_Set task_:
Extract, from the listing that follows, each line containing the word "changes".

==========

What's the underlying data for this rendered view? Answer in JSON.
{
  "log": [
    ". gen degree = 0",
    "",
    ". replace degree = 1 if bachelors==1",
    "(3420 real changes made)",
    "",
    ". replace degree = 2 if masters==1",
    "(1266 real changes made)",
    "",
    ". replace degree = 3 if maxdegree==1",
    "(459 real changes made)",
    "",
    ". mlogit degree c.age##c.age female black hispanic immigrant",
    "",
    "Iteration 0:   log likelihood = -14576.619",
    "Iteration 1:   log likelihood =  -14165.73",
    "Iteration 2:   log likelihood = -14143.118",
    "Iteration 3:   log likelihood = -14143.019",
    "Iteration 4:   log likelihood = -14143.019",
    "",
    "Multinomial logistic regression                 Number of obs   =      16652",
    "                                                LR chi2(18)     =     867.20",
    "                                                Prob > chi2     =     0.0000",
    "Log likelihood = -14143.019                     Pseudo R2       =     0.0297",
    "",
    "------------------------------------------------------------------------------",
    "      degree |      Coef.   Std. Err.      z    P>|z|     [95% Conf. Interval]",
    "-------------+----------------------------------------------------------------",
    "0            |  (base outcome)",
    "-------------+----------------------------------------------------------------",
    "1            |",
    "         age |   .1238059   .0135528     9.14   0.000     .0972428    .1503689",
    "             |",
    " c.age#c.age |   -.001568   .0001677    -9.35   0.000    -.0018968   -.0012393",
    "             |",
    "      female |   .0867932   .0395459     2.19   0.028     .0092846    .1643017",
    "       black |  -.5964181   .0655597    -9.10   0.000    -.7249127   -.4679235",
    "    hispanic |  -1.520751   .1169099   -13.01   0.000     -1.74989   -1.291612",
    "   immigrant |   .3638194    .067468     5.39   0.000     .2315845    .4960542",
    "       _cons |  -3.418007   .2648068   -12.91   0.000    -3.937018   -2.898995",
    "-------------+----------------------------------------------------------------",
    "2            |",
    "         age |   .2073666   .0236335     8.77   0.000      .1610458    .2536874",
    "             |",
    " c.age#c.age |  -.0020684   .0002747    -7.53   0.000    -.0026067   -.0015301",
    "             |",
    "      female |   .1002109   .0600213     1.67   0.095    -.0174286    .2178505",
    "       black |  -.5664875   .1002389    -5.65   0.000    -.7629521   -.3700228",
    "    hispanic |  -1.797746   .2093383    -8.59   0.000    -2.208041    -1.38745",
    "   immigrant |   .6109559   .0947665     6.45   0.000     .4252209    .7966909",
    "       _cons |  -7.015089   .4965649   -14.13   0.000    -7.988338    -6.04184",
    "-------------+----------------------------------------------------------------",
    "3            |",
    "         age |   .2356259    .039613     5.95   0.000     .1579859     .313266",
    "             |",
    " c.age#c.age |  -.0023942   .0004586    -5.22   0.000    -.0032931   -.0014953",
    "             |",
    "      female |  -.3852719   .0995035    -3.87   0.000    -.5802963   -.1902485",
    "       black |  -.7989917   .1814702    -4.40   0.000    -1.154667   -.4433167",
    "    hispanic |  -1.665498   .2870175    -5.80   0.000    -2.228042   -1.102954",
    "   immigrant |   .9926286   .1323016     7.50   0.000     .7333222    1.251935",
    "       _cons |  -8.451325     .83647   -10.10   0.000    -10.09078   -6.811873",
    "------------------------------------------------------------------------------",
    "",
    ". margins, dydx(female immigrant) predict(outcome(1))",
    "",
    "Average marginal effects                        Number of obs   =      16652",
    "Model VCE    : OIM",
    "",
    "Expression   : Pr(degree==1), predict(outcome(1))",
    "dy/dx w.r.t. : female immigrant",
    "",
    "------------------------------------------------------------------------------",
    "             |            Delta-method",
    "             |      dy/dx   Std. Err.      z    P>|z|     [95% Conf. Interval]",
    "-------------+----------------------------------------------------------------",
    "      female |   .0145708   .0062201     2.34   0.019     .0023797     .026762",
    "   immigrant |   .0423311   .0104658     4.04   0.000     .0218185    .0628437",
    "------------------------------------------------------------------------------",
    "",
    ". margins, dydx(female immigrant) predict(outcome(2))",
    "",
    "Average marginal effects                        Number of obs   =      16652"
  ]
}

==========

_Written response_:
    "(3420 real changes made)",
    "(1266 real changes made)",
    "(459 real changes made)",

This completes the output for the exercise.